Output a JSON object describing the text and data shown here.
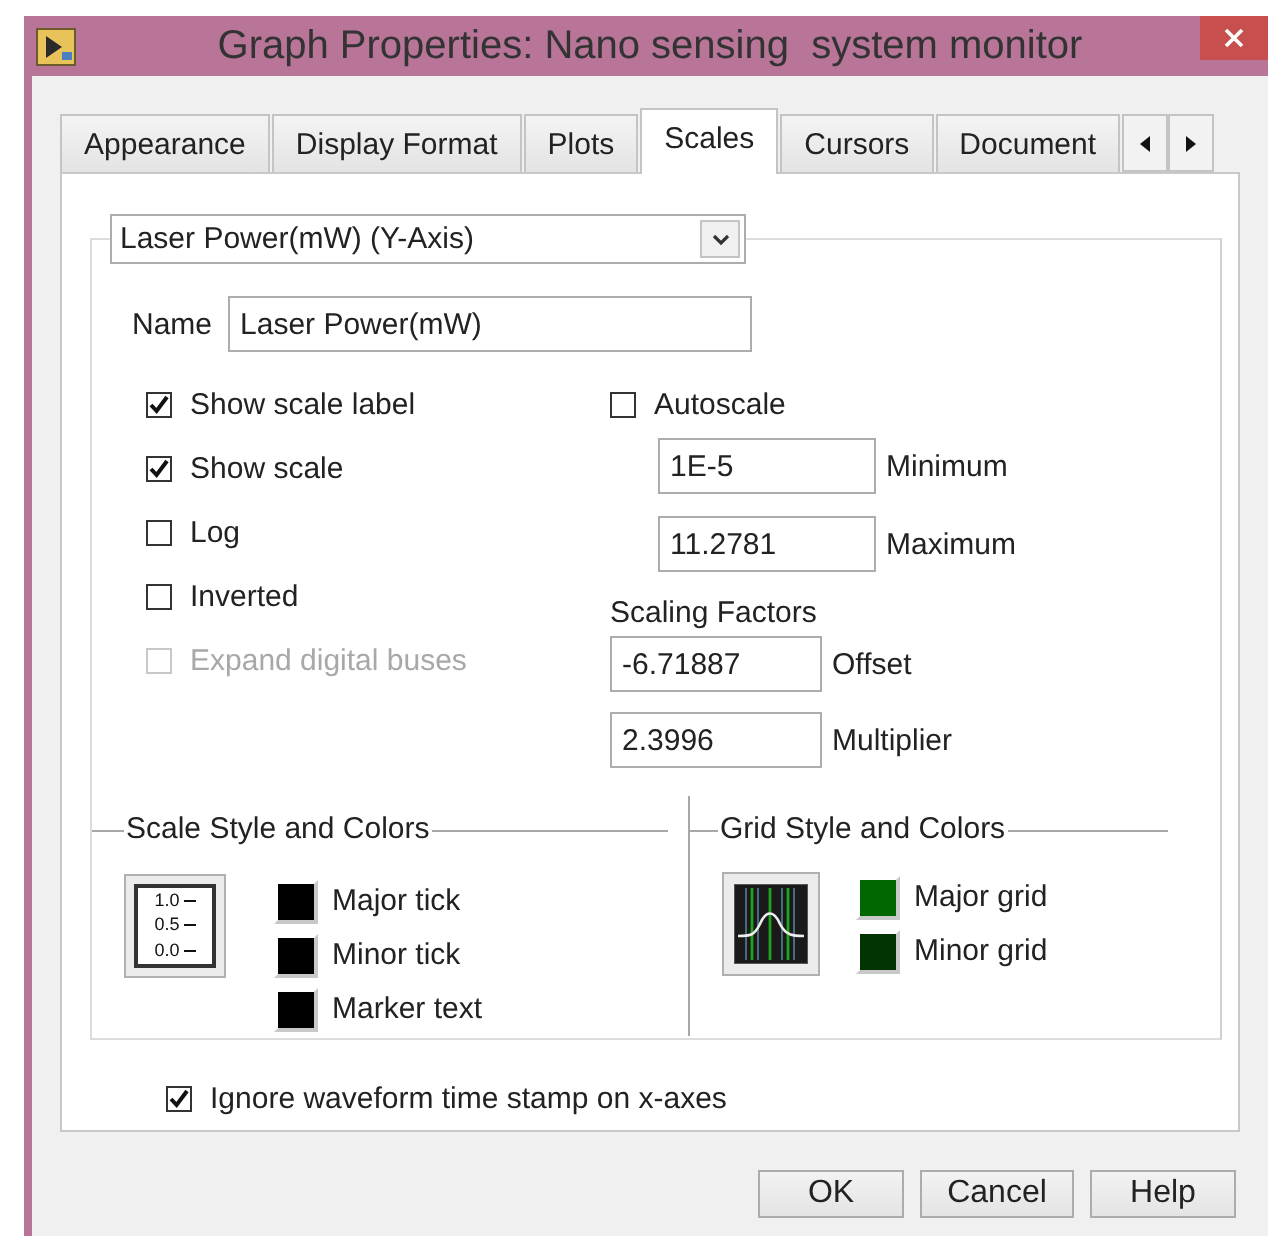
{
  "window": {
    "title": "Graph Properties: Nano sensing  system monitor"
  },
  "tabs": [
    {
      "label": "Appearance",
      "selected": false
    },
    {
      "label": "Display Format",
      "selected": false
    },
    {
      "label": "Plots",
      "selected": false
    },
    {
      "label": "Scales",
      "selected": true
    },
    {
      "label": "Cursors",
      "selected": false
    },
    {
      "label": "Document",
      "selected": false
    }
  ],
  "axis_select": {
    "value": "Laser Power(mW) (Y-Axis)"
  },
  "name": {
    "label": "Name",
    "value": "Laser Power(mW)"
  },
  "options": [
    {
      "label": "Show scale label",
      "checked": true,
      "disabled": false
    },
    {
      "label": "Show scale",
      "checked": true,
      "disabled": false
    },
    {
      "label": "Log",
      "checked": false,
      "disabled": false
    },
    {
      "label": "Inverted",
      "checked": false,
      "disabled": false
    },
    {
      "label": "Expand digital buses",
      "checked": false,
      "disabled": true
    }
  ],
  "autoscale": {
    "label": "Autoscale",
    "checked": false
  },
  "range": [
    {
      "value": "1E-5",
      "label": "Minimum"
    },
    {
      "value": "11.2781",
      "label": "Maximum"
    }
  ],
  "scaling_factors": {
    "title": "Scaling Factors",
    "fields": [
      {
        "value": "-6.71887",
        "label": "Offset"
      },
      {
        "value": "2.3996",
        "label": "Multiplier"
      }
    ]
  },
  "scale_style": {
    "title": "Scale Style and Colors",
    "preview_labels": [
      "1.0",
      "0.5",
      "0.0"
    ],
    "colors": [
      {
        "label": "Major tick",
        "color": "#000000"
      },
      {
        "label": "Minor tick",
        "color": "#000000"
      },
      {
        "label": "Marker text",
        "color": "#000000"
      }
    ]
  },
  "grid_style": {
    "title": "Grid Style and Colors",
    "colors": [
      {
        "label": "Major grid",
        "color": "#006600"
      },
      {
        "label": "Minor grid",
        "color": "#003300"
      }
    ]
  },
  "ignore_timestamp": {
    "label": "Ignore waveform time stamp on x-axes",
    "checked": true
  },
  "buttons": [
    "OK",
    "Cancel",
    "Help"
  ]
}
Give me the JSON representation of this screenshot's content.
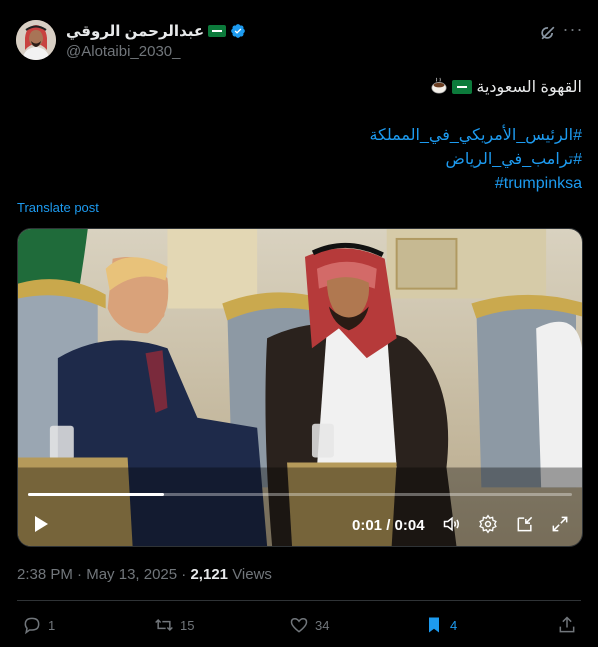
{
  "user": {
    "display_name": "عبدالرحمن الروقي",
    "handle": "@Alotaibi_2030_",
    "flag_icon": "saudi-flag",
    "verified_icon": "verified-badge"
  },
  "post": {
    "line1_text": "القهوة السعودية",
    "hashtags": [
      "#الرئيس_الأمريكي_في_المملكة",
      "#ترامب_في_الرياض",
      "#trumpinksa"
    ],
    "translate_label": "Translate post"
  },
  "video": {
    "time_display": "0:01 / 0:04",
    "progress": 0.25
  },
  "meta": {
    "time": "2:38 PM",
    "separator1": "·",
    "date": "May 13, 2025",
    "separator2": "·",
    "views_count": "2,121",
    "views_label": "Views"
  },
  "actions": {
    "replies": "1",
    "reposts": "15",
    "likes": "34",
    "bookmarks": "4"
  },
  "colors": {
    "accent": "#1d9bf0",
    "muted": "#71767b",
    "background": "#000000"
  }
}
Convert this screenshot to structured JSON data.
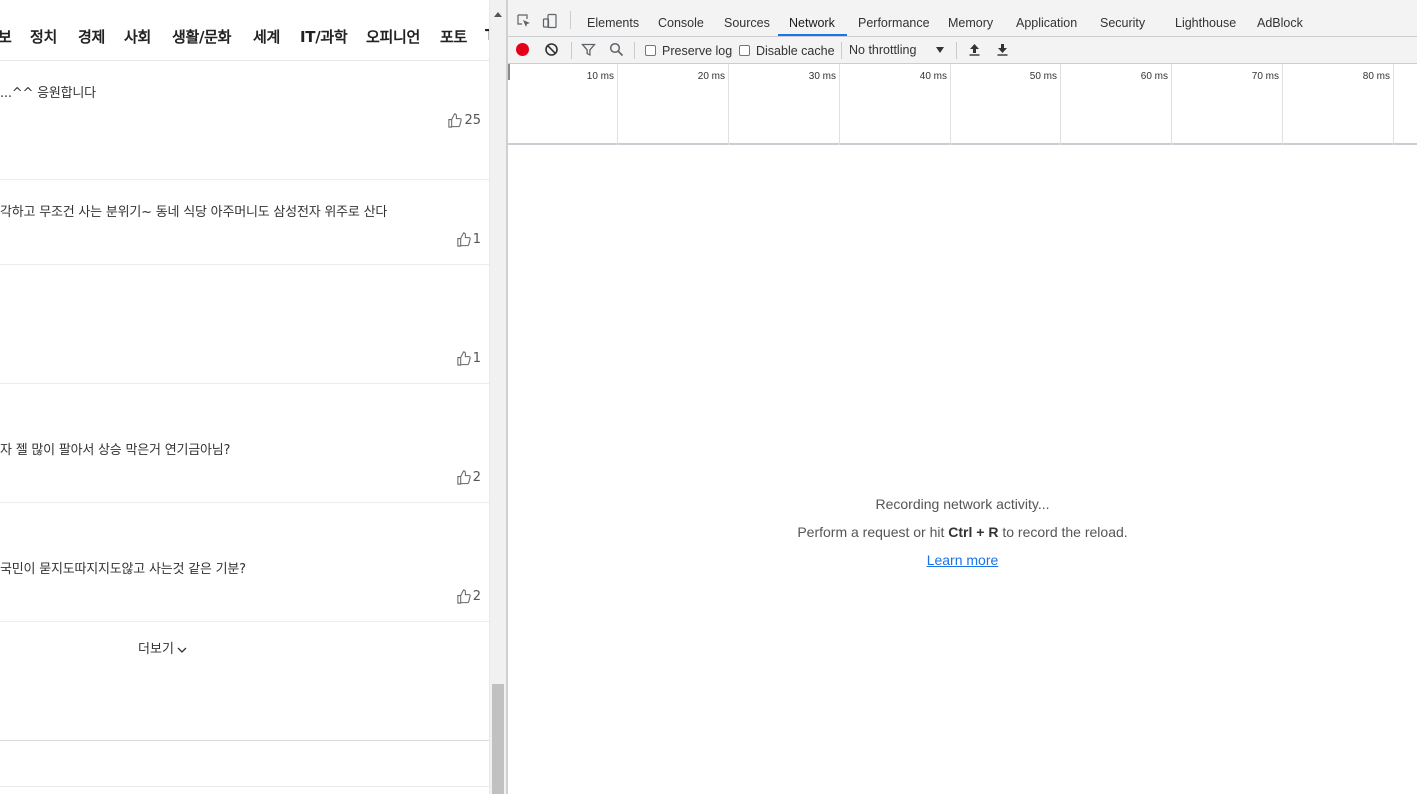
{
  "page": {
    "nav": [
      "보",
      "정치",
      "경제",
      "사회",
      "생활/문화",
      "세계",
      "IT/과학",
      "오피니언",
      "포토",
      "T"
    ],
    "comments": [
      {
        "text": "...^^ 응원합니다",
        "likes": "25"
      },
      {
        "text": "각하고 무조건 사는 분위기~ 동네 식당 아주머니도 삼성전자 위주로 산다",
        "likes": "1"
      },
      {
        "text": "",
        "likes": "1"
      },
      {
        "text": "자 젤 많이 팔아서 상승 막은거 연기금아님?",
        "likes": "2"
      },
      {
        "text": "국민이 묻지도따지지도않고 사는것 같은 기분?",
        "likes": "2"
      }
    ],
    "more_label": "더보기"
  },
  "devtools": {
    "tabs": [
      "Elements",
      "Console",
      "Sources",
      "Network",
      "Performance",
      "Memory",
      "Application",
      "Security",
      "Lighthouse",
      "AdBlock"
    ],
    "active_tab": "Network",
    "toolbar": {
      "preserve_log": "Preserve log",
      "disable_cache": "Disable cache",
      "throttling": "No throttling"
    },
    "timeline_ticks": [
      "10 ms",
      "20 ms",
      "30 ms",
      "40 ms",
      "50 ms",
      "60 ms",
      "70 ms",
      "80 ms"
    ],
    "empty": {
      "title": "Recording network activity...",
      "hint_prefix": "Perform a request or hit ",
      "hint_shortcut": "Ctrl + R",
      "hint_suffix": " to record the reload.",
      "learn_more": "Learn more"
    },
    "colors": {
      "accent": "#1a73e8",
      "record": "#e4001b"
    }
  }
}
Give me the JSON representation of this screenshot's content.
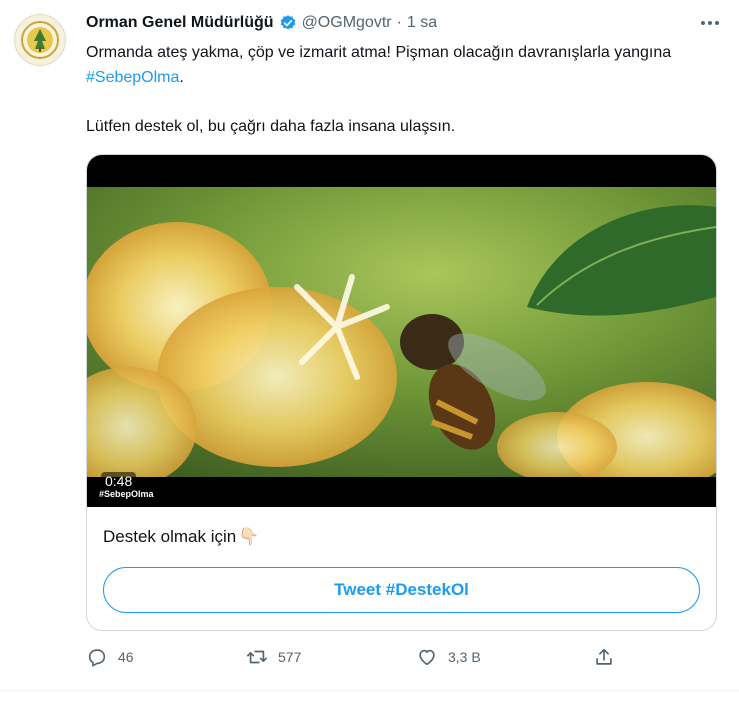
{
  "tweet": {
    "author_name": "Orman Genel Müdürlüğü",
    "handle": "@OGMgovtr",
    "separator": "·",
    "time": "1 sa",
    "text_line1_prefix": "Ormanda ateş yakma, çöp ve izmarit atma! Pişman olacağın davranışlarla yangına ",
    "hashtag": "#SebepOlma",
    "text_line1_suffix": ".",
    "text_line2": "Lütfen destek ol, bu çağrı daha fazla insana ulaşsın."
  },
  "video": {
    "duration": "0:48",
    "caption": "#SebepOlma"
  },
  "card": {
    "text": "Destek olmak için",
    "emoji": "👇🏻",
    "button_label": "Tweet #DestekOl"
  },
  "actions": {
    "replies": "46",
    "retweets": "577",
    "likes": "3,3 B"
  },
  "colors": {
    "accent": "#1d9bf0",
    "muted": "#536471",
    "border": "#cfd9de"
  },
  "icons": [
    "verified-badge-icon",
    "more-icon",
    "reply-icon",
    "retweet-icon",
    "like-icon",
    "share-icon"
  ]
}
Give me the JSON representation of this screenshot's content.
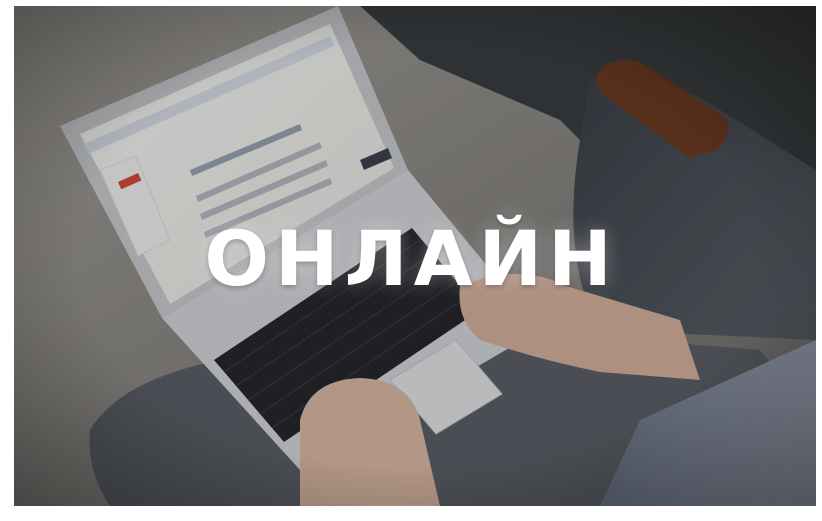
{
  "photo": {
    "subject": "person-typing-on-laptop",
    "overlay_text": "ОНЛАЙН"
  },
  "colors": {
    "floor": "#8a8884",
    "couch": "#4a4f56",
    "laptop_body": "#dcdde0",
    "keyboard": "#2a2c30",
    "screen": "#f4f4f2",
    "armrest_wood": "#6b3a22",
    "shirt": "#7f879a",
    "skin": "#d9b8a4",
    "headline": "#ffffff"
  }
}
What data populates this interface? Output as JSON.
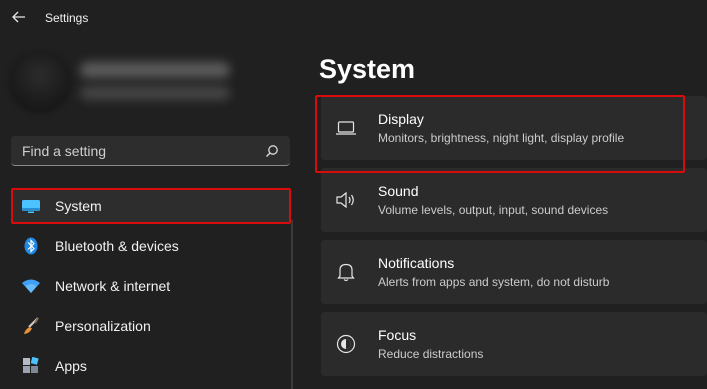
{
  "app": {
    "title": "Settings"
  },
  "search": {
    "placeholder": "Find a setting"
  },
  "nav": {
    "items": [
      {
        "label": "System",
        "icon": "monitor-icon"
      },
      {
        "label": "Bluetooth & devices",
        "icon": "bluetooth-icon"
      },
      {
        "label": "Network & internet",
        "icon": "wifi-icon"
      },
      {
        "label": "Personalization",
        "icon": "brush-icon"
      },
      {
        "label": "Apps",
        "icon": "apps-icon"
      }
    ]
  },
  "main": {
    "title": "System",
    "cards": [
      {
        "title": "Display",
        "desc": "Monitors, brightness, night light, display profile",
        "icon": "laptop-icon"
      },
      {
        "title": "Sound",
        "desc": "Volume levels, output, input, sound devices",
        "icon": "speaker-icon"
      },
      {
        "title": "Notifications",
        "desc": "Alerts from apps and system, do not disturb",
        "icon": "bell-icon"
      },
      {
        "title": "Focus",
        "desc": "Reduce distractions",
        "icon": "focus-icon"
      }
    ]
  },
  "colors": {
    "background": "#202020",
    "card": "#2b2b2b",
    "active_nav": "#2d2d2d",
    "highlight": "#d90b0b",
    "system_icon": "#4cc2ff",
    "bluetooth_icon": "#1e88e5",
    "wifi_icon": "#3ea1f5"
  }
}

━━━━━━━━━━━━━━━━━━━━

PROBLEM => Go through the material and copy out every line with "devices" in it.

FINAL RESULT =>
        "label": "Bluetooth & devices",
        "desc": "Volume levels, output, input, sound devices",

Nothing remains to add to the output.